▶ _INSTRUCTIONS FOR THE TASK_
For each line that holds "SITI", copy the line out.

☆ ☆ ☆ ☆ ☆

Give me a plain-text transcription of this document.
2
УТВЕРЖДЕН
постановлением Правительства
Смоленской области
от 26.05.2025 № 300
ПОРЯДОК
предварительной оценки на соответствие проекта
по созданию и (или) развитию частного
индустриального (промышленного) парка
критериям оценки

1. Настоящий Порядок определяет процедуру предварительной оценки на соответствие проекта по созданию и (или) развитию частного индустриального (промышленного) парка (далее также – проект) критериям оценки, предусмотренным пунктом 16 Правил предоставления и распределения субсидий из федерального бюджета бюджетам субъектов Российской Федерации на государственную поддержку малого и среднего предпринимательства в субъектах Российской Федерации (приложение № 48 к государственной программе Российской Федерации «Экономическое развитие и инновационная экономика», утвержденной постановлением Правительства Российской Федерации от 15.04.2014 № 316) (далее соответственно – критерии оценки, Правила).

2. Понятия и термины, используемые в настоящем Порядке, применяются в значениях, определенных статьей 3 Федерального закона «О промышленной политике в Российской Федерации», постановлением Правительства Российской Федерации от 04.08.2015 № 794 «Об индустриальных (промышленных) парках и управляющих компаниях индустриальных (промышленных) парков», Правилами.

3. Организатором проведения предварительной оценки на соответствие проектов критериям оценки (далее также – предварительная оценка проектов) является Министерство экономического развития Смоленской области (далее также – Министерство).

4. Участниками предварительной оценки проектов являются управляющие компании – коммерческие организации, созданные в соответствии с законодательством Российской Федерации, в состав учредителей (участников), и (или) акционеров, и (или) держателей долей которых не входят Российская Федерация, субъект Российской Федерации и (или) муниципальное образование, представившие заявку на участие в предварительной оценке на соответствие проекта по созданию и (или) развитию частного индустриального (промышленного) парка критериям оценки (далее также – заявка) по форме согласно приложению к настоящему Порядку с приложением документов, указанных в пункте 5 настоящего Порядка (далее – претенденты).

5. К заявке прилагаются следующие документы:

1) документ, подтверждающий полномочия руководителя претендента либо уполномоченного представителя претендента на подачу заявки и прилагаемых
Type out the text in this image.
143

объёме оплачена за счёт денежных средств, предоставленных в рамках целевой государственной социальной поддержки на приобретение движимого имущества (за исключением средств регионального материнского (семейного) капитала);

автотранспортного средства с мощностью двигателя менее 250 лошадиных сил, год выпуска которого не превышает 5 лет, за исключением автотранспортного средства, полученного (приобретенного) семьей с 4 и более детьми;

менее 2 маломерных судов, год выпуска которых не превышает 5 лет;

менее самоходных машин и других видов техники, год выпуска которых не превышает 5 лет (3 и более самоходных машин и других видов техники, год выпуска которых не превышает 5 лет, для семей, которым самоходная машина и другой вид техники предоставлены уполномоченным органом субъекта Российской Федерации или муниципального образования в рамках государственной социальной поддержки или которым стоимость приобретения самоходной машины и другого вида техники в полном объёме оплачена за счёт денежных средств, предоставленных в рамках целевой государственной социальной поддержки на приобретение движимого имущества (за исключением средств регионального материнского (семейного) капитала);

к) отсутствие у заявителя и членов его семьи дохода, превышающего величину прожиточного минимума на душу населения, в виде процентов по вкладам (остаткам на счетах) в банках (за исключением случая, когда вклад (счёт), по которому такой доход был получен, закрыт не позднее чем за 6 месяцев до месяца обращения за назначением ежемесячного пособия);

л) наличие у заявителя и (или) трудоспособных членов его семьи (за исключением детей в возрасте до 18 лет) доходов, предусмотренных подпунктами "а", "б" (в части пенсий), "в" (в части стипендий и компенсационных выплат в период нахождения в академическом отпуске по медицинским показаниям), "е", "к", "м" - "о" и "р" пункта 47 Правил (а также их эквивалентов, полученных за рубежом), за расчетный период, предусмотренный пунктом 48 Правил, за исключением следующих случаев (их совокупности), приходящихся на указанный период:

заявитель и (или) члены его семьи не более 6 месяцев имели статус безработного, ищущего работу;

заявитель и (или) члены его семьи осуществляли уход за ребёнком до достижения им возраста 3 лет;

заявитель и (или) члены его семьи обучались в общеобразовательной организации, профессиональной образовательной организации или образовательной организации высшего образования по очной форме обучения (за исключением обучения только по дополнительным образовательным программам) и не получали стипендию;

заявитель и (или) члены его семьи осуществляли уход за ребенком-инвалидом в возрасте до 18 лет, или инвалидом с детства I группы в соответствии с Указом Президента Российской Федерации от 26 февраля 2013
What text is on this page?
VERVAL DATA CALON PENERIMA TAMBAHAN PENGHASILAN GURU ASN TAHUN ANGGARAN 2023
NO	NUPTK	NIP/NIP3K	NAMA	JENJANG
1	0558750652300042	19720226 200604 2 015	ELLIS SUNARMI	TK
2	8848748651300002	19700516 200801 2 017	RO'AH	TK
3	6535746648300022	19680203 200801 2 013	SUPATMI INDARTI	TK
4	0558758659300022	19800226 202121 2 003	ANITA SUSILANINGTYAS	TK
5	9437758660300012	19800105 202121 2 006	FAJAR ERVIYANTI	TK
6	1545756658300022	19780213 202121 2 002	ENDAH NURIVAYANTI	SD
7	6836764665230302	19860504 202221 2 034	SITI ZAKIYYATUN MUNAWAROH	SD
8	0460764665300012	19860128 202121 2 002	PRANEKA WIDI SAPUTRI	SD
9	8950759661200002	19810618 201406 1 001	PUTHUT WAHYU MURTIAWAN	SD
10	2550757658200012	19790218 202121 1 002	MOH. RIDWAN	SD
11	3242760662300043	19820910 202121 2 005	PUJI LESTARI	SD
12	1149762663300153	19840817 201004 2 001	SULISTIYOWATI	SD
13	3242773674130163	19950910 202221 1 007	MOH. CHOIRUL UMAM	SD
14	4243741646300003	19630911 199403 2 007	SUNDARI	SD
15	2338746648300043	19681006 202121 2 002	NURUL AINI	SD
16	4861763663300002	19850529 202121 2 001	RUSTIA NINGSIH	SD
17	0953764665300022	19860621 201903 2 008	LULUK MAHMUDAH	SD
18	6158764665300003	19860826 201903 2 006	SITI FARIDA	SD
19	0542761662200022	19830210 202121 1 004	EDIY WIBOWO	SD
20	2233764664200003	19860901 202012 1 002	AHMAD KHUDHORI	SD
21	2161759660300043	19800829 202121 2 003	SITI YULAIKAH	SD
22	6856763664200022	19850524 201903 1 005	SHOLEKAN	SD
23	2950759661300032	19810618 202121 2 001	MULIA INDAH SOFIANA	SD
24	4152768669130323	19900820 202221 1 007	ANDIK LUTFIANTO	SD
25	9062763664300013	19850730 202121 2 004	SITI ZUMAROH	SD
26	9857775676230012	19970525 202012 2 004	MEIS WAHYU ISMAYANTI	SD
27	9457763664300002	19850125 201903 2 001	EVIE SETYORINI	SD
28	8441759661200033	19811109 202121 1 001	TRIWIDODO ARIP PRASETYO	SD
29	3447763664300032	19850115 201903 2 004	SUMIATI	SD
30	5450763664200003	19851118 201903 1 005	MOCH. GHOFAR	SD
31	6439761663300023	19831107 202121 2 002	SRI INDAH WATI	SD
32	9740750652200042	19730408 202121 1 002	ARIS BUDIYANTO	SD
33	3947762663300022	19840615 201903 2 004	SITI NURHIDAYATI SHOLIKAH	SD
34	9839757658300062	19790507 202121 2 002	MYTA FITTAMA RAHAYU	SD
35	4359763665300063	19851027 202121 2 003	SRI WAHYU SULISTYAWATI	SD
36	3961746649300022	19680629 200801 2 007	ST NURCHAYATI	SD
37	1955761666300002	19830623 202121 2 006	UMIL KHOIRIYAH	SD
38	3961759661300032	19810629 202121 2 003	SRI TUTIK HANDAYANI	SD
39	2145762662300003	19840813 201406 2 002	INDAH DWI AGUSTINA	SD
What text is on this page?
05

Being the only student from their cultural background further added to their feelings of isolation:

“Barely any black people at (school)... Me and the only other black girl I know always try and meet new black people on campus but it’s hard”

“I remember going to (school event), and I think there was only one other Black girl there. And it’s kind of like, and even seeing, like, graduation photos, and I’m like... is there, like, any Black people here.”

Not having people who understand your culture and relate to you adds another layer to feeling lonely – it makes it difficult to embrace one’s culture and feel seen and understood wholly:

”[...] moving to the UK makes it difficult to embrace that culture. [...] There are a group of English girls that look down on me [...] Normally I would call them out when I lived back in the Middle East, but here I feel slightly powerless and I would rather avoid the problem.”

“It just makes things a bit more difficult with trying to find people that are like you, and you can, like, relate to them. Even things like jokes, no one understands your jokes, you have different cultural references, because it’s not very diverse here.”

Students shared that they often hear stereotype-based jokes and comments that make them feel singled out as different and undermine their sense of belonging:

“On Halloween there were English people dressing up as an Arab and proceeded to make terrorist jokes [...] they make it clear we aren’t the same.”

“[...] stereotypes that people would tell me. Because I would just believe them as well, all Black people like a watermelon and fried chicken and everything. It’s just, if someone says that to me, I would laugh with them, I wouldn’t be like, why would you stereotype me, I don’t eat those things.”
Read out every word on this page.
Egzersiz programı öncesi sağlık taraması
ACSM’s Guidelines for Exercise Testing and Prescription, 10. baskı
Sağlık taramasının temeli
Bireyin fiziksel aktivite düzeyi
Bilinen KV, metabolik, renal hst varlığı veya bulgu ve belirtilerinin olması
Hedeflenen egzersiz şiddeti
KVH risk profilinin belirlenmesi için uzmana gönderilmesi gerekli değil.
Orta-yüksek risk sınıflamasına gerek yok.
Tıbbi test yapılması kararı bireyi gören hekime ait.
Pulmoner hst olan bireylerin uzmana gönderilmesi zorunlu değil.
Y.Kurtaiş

☆ ☆ ☆ ☆ ☆

▶ _FINAL RESULT_
7	6836764665230302	19860504 202221 2 034	SITI ZAKIYYATUN MUNAWAROH	SD
18	6158764665300003	19860826 201903 2 006	SITI FARIDA	SD
21	2161759660300043	19800829 202121 2 003	SITI YULAIKAH	SD
25	9062763664300013	19850730 202121 2 004	SITI ZUMAROH	SD
33	3947762663300022	19840615 201903 2 004	SITI NURHIDAYATI SHOLIKAH	SD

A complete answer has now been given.